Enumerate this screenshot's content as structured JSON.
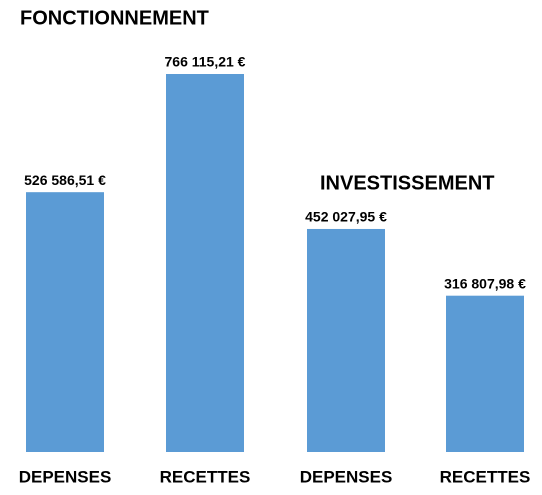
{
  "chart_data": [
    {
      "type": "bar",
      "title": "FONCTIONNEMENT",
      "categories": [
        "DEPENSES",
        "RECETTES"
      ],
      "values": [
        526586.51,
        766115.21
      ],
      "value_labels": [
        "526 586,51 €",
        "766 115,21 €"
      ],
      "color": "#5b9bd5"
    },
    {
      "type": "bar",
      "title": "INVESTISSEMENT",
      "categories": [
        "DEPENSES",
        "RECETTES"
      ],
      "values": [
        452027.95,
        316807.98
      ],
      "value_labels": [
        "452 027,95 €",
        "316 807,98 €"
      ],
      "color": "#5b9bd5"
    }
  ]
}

----

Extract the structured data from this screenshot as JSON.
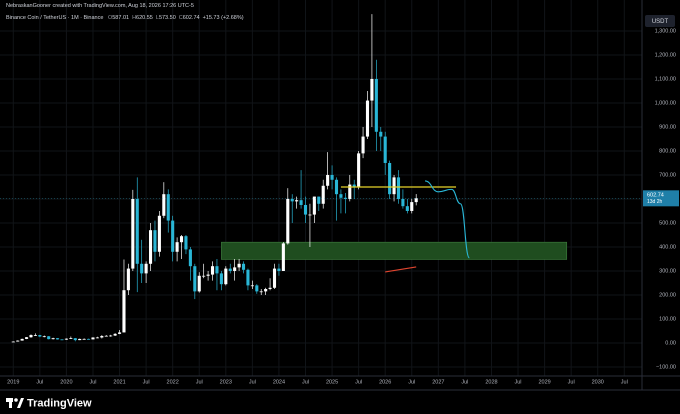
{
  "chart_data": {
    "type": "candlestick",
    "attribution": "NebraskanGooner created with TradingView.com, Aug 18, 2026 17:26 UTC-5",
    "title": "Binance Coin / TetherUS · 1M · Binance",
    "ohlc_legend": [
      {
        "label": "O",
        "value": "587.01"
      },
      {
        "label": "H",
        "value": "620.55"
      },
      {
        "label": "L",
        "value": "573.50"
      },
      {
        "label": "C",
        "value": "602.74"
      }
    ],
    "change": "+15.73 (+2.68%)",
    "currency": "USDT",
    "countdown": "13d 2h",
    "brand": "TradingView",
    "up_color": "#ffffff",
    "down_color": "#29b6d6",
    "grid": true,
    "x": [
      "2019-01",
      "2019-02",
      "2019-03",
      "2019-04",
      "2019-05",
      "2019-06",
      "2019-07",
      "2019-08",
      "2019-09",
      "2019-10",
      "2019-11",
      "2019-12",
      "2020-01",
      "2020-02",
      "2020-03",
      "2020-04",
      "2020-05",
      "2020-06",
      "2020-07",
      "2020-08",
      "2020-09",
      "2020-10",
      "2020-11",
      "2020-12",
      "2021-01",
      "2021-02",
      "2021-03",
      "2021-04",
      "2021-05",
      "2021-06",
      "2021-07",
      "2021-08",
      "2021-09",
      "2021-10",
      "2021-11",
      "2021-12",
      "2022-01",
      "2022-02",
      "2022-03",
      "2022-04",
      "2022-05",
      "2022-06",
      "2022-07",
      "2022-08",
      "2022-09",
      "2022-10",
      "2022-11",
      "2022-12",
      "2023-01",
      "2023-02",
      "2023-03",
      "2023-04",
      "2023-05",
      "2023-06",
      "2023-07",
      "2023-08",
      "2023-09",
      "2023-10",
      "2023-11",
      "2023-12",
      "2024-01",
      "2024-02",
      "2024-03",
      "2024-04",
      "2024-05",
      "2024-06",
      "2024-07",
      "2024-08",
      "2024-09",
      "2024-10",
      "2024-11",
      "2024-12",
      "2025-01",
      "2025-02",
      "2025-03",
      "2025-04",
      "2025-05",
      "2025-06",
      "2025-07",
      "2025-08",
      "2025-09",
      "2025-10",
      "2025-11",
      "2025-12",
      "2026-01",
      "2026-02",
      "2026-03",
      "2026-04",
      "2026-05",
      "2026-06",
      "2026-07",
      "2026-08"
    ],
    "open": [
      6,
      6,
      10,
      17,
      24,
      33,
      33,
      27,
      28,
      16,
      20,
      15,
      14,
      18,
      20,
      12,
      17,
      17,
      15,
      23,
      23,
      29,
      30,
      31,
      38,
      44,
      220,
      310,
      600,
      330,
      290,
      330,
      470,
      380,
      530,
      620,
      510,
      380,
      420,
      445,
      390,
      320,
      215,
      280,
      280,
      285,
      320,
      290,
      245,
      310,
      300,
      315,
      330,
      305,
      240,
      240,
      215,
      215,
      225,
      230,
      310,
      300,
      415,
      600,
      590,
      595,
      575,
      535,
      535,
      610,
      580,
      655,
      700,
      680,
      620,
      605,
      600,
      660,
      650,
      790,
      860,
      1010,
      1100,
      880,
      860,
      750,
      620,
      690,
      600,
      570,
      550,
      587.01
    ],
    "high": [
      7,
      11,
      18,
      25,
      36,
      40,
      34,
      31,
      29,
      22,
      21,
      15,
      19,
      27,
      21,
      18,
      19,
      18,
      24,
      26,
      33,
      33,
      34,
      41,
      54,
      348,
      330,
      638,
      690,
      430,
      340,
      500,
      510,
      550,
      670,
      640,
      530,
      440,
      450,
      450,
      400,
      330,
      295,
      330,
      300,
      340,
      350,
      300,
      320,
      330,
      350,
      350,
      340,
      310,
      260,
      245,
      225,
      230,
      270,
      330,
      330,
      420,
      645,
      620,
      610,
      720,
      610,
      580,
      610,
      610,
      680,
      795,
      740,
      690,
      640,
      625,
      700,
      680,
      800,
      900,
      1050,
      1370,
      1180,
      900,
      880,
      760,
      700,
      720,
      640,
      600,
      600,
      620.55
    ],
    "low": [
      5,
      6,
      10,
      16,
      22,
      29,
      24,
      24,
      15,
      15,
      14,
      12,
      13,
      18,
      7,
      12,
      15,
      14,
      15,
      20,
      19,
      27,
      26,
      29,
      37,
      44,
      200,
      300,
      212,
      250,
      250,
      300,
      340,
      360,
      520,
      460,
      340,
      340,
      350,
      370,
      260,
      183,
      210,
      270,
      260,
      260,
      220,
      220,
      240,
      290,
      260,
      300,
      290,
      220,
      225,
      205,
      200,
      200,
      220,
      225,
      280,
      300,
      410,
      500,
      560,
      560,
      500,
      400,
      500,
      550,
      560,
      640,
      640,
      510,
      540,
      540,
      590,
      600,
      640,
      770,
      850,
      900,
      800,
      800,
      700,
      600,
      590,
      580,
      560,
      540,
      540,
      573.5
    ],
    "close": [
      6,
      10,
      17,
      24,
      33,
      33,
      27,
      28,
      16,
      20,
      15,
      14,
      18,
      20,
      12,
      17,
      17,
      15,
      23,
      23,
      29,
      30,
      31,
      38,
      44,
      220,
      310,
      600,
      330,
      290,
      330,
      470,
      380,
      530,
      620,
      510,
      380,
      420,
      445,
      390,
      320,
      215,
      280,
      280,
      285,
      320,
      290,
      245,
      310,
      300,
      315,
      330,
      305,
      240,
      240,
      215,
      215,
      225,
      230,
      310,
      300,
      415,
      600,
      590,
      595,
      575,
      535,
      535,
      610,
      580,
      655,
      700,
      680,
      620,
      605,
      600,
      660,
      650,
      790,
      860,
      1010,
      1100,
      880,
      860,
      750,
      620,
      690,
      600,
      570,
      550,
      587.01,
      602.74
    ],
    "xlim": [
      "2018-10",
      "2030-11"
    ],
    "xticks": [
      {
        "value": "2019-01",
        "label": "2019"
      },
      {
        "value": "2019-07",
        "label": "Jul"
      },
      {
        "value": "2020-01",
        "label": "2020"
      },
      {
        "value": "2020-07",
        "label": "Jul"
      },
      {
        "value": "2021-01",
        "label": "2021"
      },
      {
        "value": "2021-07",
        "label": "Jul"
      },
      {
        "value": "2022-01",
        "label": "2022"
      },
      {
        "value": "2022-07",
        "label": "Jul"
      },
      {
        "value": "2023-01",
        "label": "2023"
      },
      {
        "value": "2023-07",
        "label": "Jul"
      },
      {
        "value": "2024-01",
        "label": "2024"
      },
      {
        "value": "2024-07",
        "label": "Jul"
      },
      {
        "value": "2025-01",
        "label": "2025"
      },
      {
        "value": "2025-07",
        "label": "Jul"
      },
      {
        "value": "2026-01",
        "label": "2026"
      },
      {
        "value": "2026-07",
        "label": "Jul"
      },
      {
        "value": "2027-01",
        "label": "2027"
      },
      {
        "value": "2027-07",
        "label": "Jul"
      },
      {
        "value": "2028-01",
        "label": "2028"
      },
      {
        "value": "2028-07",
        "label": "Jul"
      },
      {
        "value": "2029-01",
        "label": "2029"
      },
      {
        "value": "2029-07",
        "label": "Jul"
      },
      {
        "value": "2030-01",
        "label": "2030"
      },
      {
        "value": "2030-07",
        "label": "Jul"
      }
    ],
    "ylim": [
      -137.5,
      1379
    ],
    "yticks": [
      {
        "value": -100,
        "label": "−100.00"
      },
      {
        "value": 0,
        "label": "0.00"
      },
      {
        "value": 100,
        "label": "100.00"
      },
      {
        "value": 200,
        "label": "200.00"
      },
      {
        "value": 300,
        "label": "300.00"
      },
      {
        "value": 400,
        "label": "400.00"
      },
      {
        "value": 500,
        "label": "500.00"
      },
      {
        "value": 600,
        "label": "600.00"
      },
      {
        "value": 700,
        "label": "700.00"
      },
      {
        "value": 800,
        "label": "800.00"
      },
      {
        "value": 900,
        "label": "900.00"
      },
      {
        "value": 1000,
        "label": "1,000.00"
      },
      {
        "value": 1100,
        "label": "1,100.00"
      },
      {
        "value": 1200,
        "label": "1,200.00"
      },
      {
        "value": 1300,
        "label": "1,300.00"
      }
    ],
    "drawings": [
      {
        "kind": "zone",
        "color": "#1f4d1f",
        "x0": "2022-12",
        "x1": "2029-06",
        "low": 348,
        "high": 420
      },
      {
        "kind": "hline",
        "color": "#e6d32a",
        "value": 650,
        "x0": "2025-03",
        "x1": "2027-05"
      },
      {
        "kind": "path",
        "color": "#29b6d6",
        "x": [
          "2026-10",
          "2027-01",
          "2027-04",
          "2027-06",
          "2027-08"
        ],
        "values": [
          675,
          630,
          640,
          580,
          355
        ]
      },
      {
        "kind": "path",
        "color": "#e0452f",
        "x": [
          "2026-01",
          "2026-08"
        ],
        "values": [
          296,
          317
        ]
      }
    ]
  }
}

----

(Task directions):
Tally the lines in these entries that have the string "TradingView" in them, then answer with the count and nothing else.

(Output of the exercise):
2